EXERCISE TASK:
According to the blog post on text detection below, how does its problem differ from general OCR techniques?

DOCUMENT TEXT:
(begin)

Text detection in a natural scene image


This blog is a simplistic attempt to give an in-depth explanation on text localization techniques in a real world natural scene image. We will try to implement a text detection algorithm from scratch and use to to detect text.

Table of contents:

  1. Description
  2. Business Problem and use case
  3. Problem statement and expected solution
  4. Data Overview
  5. Deep learning approach
  6. EAST architecture and model description
  7. Training and loss
  8. Implementation and results
  9. Model quantization
  10. Further improvements and future work
  11. References


Recognizing text in an image or scene has been a challenging task. We humans have no problem in detecting and understanding text in the real world, be it in any shape, size, orientation and color. Along with this the image may have noise, blur, low light conditions etc.

So our challenge here will be to solve the problem of detecting text in an image (real world image with text) automatically.

Note that it is different from general OCR techniques where the text is structured and usually with an even background.

(end)

RECORDED DATA:
(begin)

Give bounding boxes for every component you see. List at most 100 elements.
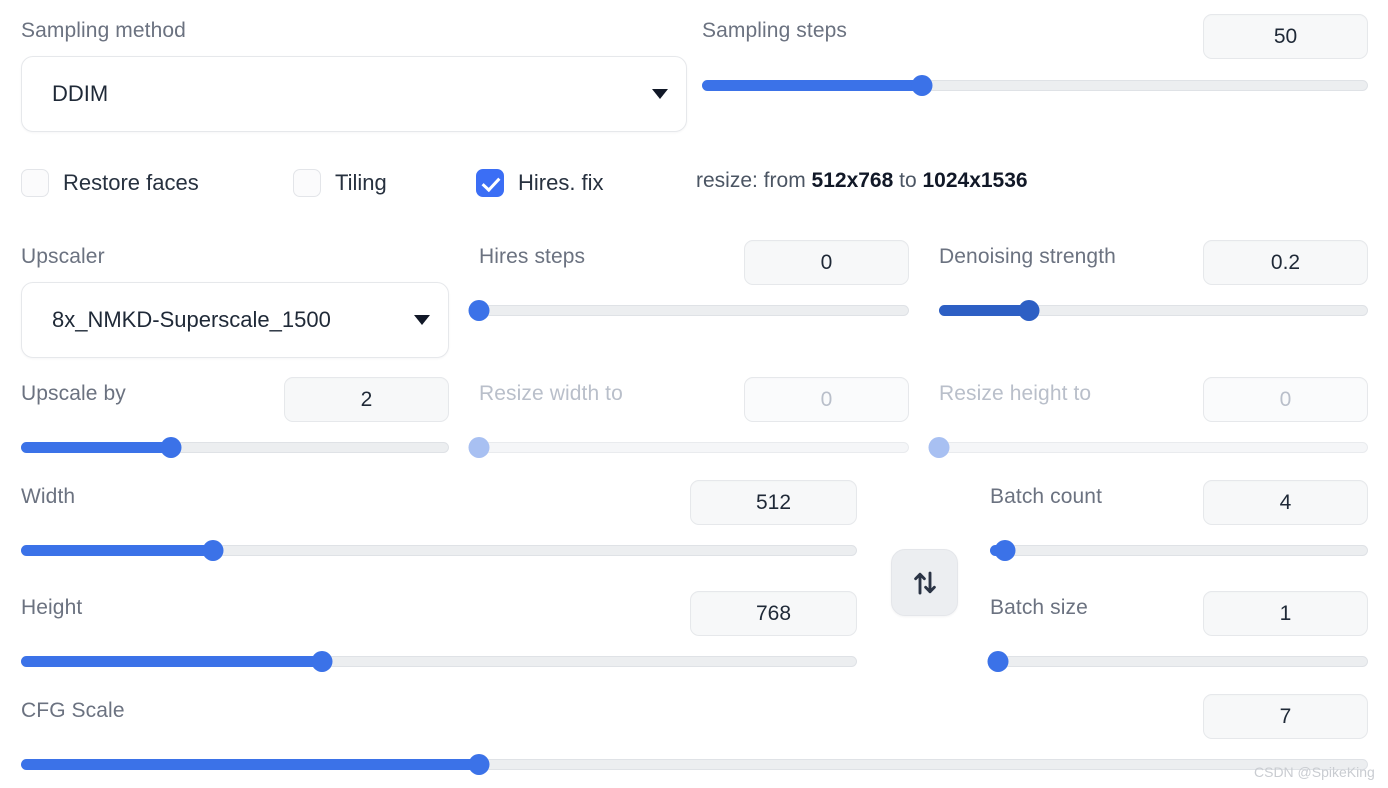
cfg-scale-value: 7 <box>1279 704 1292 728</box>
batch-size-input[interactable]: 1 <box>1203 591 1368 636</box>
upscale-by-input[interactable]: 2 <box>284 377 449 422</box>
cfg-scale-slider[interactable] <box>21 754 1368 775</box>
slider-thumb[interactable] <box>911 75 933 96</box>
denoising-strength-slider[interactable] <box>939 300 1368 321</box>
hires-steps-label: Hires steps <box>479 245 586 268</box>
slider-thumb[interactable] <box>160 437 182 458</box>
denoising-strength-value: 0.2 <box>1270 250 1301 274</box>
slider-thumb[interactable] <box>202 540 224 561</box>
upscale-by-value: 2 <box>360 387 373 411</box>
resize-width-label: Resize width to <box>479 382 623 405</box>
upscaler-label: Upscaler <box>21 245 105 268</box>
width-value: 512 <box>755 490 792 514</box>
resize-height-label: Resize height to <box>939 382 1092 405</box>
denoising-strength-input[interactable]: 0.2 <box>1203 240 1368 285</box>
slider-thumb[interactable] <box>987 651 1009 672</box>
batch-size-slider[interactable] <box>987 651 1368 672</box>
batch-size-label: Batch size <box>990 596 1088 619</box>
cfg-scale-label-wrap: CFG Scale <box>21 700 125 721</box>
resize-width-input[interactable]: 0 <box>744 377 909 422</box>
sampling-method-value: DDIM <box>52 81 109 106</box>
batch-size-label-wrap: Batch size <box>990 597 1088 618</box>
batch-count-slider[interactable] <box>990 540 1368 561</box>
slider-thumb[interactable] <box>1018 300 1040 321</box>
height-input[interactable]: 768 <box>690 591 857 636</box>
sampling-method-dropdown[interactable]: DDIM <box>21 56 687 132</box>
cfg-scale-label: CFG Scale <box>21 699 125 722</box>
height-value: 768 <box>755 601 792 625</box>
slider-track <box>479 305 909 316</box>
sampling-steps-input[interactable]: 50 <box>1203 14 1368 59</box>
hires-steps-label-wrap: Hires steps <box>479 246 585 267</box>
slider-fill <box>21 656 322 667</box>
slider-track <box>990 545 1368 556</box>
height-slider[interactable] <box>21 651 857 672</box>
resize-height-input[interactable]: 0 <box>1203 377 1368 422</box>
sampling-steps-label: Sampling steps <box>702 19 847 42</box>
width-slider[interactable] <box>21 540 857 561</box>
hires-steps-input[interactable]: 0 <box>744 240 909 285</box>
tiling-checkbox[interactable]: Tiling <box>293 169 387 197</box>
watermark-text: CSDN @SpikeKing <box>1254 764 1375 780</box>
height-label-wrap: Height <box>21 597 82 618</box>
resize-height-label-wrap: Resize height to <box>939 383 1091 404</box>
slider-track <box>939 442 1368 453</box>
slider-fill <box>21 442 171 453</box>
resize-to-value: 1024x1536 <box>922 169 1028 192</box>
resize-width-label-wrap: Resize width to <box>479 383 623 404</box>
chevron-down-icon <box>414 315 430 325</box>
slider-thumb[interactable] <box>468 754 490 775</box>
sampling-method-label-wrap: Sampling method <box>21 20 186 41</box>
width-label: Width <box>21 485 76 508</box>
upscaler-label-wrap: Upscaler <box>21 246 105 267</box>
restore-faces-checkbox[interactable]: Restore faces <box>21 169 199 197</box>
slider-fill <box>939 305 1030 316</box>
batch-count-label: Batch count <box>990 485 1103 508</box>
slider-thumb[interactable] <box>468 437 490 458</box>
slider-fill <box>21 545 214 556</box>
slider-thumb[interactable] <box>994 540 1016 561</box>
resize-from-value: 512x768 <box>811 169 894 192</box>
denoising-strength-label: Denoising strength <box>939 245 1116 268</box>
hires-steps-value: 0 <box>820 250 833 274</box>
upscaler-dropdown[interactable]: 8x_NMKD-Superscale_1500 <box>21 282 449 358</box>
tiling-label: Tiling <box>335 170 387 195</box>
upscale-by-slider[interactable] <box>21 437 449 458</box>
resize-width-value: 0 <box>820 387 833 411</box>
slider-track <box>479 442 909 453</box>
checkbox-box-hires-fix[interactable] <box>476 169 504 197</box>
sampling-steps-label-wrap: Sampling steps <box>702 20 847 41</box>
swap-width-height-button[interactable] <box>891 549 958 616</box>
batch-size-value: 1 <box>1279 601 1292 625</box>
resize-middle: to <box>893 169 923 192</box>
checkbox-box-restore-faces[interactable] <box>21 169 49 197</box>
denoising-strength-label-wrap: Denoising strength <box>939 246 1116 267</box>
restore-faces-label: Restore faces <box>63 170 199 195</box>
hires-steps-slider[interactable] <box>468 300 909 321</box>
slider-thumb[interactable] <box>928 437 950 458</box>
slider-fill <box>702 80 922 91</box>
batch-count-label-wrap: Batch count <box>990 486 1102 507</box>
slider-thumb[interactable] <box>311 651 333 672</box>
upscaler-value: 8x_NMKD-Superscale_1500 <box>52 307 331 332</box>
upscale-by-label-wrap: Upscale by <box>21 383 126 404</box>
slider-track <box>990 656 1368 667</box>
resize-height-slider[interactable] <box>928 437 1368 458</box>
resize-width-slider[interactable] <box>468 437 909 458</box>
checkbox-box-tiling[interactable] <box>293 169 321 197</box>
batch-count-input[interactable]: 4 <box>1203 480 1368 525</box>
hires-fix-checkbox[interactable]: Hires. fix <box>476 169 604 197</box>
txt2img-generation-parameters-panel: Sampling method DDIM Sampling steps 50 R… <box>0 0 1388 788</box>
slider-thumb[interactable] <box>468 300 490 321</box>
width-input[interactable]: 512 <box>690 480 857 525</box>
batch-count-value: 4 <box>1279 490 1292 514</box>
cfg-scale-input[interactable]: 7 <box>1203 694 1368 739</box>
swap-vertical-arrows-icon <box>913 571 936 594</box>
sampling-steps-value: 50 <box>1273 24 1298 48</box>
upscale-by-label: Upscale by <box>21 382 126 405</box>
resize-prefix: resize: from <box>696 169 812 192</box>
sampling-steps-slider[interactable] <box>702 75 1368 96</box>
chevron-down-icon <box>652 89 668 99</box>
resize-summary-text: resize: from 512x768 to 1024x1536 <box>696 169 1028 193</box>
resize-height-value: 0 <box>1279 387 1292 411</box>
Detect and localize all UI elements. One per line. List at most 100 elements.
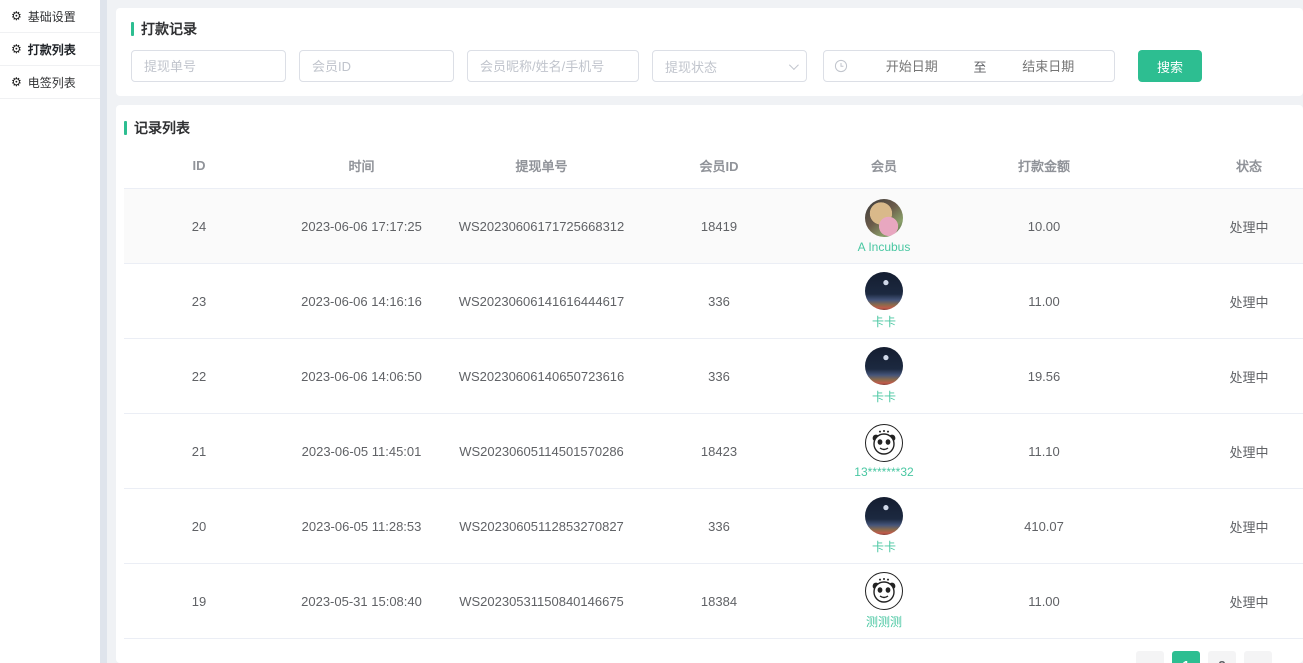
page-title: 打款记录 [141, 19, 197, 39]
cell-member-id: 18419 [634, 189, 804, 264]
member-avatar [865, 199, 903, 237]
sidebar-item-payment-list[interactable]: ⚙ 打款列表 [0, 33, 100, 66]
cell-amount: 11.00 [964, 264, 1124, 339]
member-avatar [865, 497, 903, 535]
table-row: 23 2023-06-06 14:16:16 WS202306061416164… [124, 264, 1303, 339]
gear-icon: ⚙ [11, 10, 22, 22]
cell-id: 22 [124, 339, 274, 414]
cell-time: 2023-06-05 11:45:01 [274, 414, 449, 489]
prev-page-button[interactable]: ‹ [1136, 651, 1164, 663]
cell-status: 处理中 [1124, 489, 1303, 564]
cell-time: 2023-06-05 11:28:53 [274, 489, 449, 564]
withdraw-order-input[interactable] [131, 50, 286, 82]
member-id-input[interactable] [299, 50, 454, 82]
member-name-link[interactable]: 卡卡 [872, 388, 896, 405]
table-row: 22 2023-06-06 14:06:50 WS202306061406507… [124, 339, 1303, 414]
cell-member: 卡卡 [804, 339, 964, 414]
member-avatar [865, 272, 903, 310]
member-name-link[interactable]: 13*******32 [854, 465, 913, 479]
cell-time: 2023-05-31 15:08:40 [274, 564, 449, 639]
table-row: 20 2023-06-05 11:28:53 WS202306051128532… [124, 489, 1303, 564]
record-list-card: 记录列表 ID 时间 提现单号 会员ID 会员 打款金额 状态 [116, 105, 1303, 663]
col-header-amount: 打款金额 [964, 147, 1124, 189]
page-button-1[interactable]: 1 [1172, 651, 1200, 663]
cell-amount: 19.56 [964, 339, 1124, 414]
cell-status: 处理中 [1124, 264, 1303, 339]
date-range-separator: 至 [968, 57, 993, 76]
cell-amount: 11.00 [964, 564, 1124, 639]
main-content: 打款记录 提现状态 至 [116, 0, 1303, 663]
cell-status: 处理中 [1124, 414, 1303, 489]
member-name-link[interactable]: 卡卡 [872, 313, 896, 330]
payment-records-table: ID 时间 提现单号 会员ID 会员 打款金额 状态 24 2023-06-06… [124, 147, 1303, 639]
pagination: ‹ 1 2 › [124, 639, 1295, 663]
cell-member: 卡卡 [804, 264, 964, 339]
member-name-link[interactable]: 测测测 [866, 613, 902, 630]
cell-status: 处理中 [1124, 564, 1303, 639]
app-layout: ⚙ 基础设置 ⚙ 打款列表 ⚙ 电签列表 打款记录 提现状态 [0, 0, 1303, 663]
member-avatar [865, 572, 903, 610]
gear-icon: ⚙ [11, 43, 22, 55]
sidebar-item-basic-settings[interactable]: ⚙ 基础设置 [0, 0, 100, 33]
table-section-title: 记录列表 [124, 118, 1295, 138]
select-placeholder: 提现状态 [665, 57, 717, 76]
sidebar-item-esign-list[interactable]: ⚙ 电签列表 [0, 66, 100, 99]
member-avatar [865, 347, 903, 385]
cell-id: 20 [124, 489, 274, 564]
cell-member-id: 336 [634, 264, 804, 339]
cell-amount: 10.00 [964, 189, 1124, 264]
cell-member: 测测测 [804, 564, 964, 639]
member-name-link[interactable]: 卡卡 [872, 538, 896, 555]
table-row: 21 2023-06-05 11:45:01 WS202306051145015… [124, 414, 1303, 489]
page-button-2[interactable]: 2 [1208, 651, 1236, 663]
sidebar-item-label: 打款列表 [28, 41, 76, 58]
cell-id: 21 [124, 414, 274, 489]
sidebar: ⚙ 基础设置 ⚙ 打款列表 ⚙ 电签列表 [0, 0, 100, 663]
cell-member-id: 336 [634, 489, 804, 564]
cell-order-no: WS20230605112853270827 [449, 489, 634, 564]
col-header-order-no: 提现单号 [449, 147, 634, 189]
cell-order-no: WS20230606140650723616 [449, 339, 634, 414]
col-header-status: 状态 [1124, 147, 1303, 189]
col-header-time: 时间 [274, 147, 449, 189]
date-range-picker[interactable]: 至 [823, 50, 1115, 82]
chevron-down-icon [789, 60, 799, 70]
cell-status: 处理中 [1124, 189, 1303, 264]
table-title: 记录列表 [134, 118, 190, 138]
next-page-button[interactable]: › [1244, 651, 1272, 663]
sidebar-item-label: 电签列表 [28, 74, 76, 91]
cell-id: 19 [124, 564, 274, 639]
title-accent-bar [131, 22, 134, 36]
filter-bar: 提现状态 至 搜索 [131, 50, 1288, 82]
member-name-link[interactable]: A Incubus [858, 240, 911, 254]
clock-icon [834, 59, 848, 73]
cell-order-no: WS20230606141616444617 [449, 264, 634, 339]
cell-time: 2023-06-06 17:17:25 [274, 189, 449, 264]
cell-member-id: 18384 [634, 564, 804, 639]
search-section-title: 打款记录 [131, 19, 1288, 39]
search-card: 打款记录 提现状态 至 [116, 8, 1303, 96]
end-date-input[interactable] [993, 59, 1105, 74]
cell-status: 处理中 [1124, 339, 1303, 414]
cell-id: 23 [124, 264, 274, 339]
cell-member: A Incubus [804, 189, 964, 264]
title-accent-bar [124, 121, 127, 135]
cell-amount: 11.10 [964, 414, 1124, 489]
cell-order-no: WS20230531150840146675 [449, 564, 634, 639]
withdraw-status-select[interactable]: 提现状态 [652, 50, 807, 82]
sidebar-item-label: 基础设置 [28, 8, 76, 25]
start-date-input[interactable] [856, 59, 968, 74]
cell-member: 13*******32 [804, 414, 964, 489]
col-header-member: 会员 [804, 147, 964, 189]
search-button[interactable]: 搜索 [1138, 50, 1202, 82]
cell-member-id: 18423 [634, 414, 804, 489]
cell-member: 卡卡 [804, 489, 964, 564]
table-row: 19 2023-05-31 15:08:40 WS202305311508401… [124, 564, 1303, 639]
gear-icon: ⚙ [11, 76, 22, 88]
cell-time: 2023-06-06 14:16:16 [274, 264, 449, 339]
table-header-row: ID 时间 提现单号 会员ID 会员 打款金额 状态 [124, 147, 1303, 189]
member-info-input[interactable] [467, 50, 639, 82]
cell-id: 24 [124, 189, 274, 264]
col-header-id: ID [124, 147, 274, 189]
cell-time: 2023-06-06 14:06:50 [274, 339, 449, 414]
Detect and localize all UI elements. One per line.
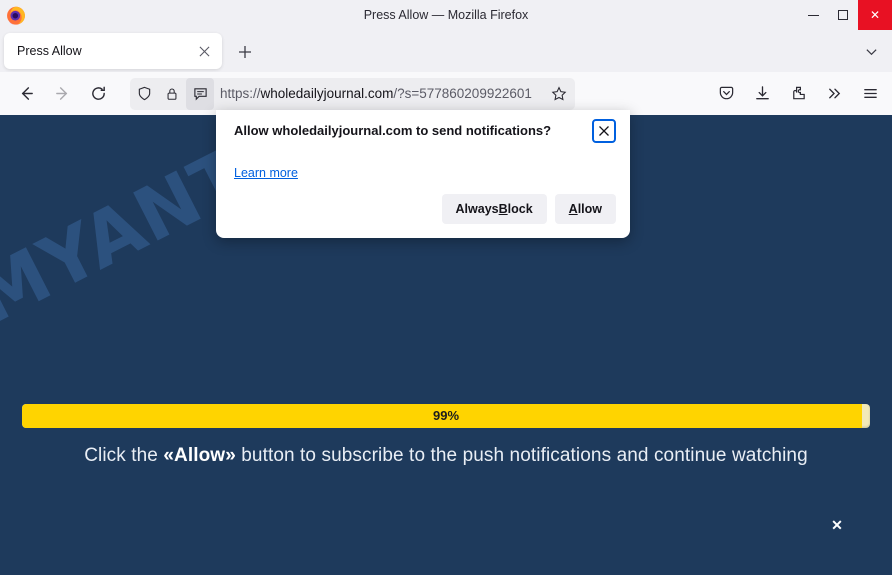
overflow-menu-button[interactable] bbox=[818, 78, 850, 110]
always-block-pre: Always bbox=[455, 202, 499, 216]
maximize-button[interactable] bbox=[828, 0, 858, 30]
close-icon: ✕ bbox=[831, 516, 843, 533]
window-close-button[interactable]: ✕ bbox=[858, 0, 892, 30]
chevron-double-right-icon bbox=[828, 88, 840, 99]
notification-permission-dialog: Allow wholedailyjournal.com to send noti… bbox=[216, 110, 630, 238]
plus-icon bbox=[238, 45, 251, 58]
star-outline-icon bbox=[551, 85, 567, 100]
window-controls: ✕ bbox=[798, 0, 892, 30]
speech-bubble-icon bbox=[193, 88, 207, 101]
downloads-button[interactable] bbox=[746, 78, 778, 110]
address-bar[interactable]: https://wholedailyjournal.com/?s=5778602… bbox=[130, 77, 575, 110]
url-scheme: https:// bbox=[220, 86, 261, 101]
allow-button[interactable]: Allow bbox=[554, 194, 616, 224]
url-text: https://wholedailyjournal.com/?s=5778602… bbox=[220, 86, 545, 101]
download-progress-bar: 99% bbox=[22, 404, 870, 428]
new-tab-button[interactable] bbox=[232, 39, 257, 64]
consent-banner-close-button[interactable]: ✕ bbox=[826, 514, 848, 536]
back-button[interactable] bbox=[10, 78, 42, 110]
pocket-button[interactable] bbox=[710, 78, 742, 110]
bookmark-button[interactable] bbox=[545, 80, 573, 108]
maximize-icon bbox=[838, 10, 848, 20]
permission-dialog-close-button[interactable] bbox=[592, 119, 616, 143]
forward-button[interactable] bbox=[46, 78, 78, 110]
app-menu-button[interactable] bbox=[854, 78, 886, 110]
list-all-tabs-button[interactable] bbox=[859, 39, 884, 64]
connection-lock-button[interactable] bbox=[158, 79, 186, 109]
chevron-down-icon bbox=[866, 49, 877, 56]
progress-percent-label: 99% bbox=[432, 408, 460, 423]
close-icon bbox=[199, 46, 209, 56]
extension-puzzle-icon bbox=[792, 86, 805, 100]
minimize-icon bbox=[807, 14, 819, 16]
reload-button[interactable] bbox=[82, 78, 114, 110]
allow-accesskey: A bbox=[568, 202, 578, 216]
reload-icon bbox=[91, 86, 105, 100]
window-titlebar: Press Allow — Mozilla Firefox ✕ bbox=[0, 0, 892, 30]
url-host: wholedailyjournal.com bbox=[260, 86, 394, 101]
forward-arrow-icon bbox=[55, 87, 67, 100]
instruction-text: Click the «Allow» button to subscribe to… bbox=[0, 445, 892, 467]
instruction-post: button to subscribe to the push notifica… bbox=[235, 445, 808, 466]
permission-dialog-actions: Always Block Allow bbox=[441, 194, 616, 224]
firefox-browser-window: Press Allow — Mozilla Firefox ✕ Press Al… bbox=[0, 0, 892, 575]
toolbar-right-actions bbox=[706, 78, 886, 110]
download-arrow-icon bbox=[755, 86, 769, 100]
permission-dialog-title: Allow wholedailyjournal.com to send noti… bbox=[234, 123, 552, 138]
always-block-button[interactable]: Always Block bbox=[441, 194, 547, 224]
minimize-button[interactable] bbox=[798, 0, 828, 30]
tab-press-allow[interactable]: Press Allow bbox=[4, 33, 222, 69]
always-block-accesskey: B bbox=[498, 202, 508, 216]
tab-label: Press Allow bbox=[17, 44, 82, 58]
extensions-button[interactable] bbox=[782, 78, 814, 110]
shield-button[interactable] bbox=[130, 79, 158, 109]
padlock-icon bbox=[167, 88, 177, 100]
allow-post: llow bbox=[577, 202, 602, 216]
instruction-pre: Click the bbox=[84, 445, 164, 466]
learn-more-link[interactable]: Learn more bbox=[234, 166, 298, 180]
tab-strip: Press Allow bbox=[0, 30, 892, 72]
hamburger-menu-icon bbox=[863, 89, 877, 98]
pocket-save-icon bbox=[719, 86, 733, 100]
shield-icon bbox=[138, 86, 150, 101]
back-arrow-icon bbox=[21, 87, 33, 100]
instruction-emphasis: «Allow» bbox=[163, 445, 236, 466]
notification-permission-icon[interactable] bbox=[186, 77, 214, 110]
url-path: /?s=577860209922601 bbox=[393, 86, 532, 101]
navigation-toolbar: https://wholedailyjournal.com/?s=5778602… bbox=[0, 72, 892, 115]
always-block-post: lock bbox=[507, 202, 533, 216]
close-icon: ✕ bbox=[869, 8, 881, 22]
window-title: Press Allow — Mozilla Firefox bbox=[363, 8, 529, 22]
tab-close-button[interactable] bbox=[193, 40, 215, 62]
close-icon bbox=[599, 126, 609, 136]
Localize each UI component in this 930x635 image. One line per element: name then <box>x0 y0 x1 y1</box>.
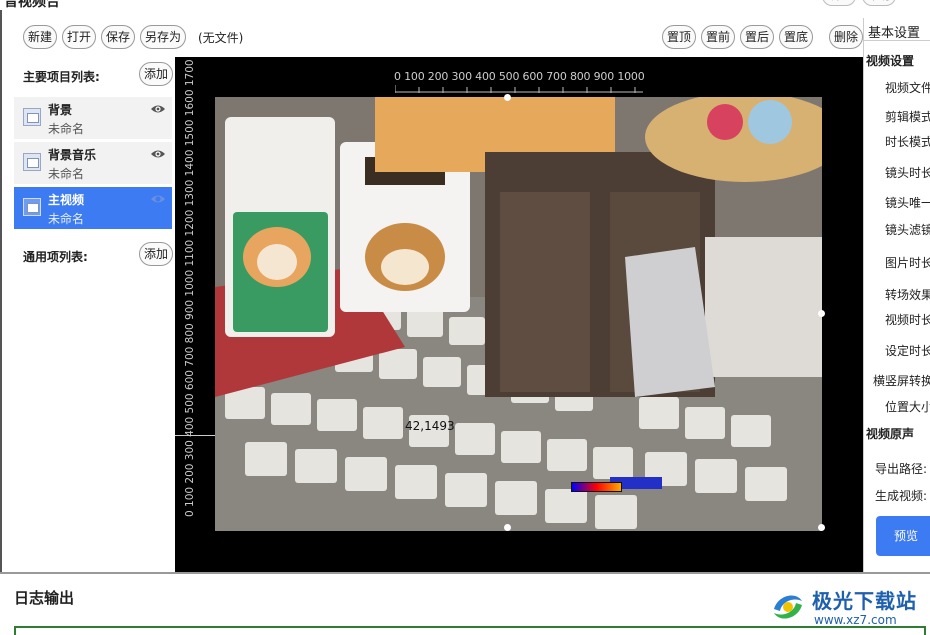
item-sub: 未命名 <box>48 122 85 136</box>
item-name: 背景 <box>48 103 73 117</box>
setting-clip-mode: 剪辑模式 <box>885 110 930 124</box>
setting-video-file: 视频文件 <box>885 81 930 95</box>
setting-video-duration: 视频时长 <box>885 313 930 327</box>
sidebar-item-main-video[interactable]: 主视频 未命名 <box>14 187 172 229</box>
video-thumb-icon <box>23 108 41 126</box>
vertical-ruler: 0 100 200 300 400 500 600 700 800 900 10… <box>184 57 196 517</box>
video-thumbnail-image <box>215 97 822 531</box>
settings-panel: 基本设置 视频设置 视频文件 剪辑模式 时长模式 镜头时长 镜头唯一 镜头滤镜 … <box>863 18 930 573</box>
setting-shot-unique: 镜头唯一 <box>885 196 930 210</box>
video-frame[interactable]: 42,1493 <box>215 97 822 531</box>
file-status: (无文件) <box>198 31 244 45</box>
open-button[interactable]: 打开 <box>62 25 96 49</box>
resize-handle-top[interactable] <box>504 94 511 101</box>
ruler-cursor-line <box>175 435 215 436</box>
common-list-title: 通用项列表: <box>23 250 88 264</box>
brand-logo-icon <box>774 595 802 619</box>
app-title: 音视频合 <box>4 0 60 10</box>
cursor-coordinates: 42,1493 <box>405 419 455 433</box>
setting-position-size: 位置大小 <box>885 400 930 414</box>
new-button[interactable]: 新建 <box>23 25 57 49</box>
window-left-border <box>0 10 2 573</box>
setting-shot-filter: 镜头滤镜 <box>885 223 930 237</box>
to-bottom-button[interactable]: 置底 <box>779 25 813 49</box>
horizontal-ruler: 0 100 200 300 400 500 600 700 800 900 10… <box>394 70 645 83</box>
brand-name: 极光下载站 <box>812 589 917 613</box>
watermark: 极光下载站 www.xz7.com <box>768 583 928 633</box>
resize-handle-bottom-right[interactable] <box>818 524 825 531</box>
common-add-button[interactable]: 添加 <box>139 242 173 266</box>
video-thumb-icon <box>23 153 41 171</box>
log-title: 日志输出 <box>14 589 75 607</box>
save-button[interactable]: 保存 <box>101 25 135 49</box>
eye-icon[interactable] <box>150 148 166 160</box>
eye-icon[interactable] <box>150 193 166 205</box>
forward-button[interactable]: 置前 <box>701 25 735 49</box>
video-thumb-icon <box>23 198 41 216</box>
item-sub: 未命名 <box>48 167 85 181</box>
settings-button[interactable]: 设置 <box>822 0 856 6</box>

(end)

EXPECTED ANSWER:
In general OCR the text is structured and usually sits on an even background.